╭─ RECORDS FOR THIS TASK

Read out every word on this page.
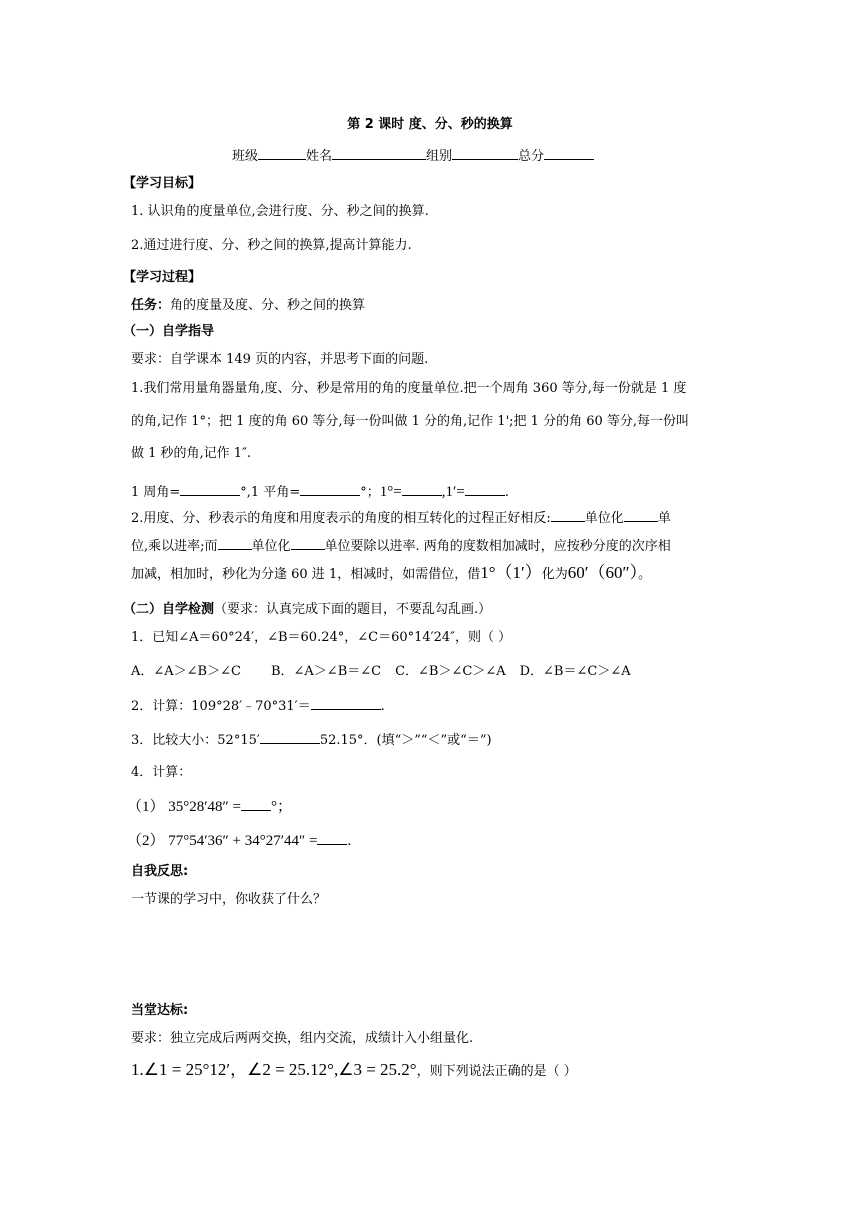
第 2 课时 度、分、秒的换算
班级	姓名	组别	总分
【学习目标】
1. 认识角的度量单位,会进行度、分、秒之间的换算.
2.通过进行度、分、秒之间的换算,提高计算能力.
【学习过程】
任务：角的度量及度、分、秒之间的换算
（一）自学指导
要求：自学课本 149 页的内容，并思考下面的问题.
1.我们常用量角器量角,度、分、秒是常用的角的度量单位.把一个周角 360 等分,每一份就是 1 度
的角,记作 1°；把 1 度的角 60 等分,每一份叫做 1 分的角,记作 1';把 1 分的角 60 等分,每一份叫
做 1 秒的角,记作 1″.
1 周角=	°,1 平角=	°；1°=	,1′=	.
2.用度、分、秒表示的角度和用度表示的角度的相互转化的过程正好相反:	单位化	单
位,乘以进率;而	单位化	单位要除以进率. 两角的度数相加减时，应按秒分度的次序相
加减，相加时，秒化为分逢 60 进 1，相减时，如需借位，借1°（1′）化为60′（60″）。
（二）自学检测（要求：认真完成下面的题目，不要乱勾乱画.）
1．已知∠A＝60°24′，∠B＝60.24°，∠C＝60°14′24″，则（ ）
A．∠A＞∠B＞∠C B．∠A＞∠B＝∠C C．∠B＞∠C＞∠A D．∠B＝∠C＞∠A
2．计算：109°28′﹣70°31′＝	.
3．比较大小：52°15′	52.15°．(填“＞”“＜”或“＝”)
4．计算：
（1） 35°28′48″ = °；
（2） 77°54′36″ + 34°27′44″ = .
自我反思:
一节课的学习中，你收获了什么？
当堂达标:
要求：独立完成后两两交换，组内交流，成绩计入小组量化.
1.∠1 = 25°12′，∠2 = 25.12°,∠3 = 25.2°，则下列说法正确的是（ ）
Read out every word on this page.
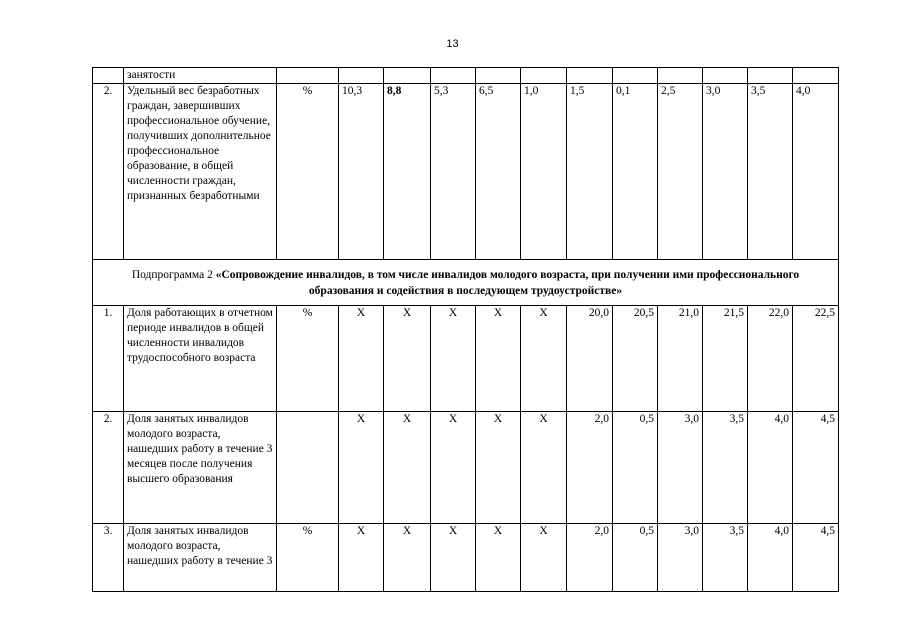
13
	занятости												
2.	Удельный вес безработных граждан, завершивших профессиональное обучение, получивших дополнительное профессиональное образование, в общей численности граждан, признанных безработными	%	10,3	8,8	5,3	6,5	1,0	1,5	0,1	2,5	3,0	3,5	4,0
Подпрограмма 2 «Сопровождение инвалидов, в том числе инвалидов молодого возраста, при получении ими профессионального образования и содействия в последующем трудоустройстве»													
1.	Доля работающих в отчетном периоде инвалидов в общей численности инвалидов трудоспособного возраста	%	Х	Х	Х	Х	Х	20,0	20,5	21,0	21,5	22,0	22,5
2.	Доля занятых инвалидов молодого возраста, нашедших работу в течение 3 месяцев после получения высшего образования		Х	Х	Х	Х	Х	2,0	0,5	3,0	3,5	4,0	4,5
3.	Доля занятых инвалидов молодого возраста, нашедших работу в течение 3	%	Х	Х	Х	Х	Х	2,0	0,5	3,0	3,5	4,0	4,5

╰─

■ WHAT YOU ARE ASKED TO DO:
Give the number of lines above that hold the word "молодого", and nothing more.

■ WRITTEN SOLUTION:
3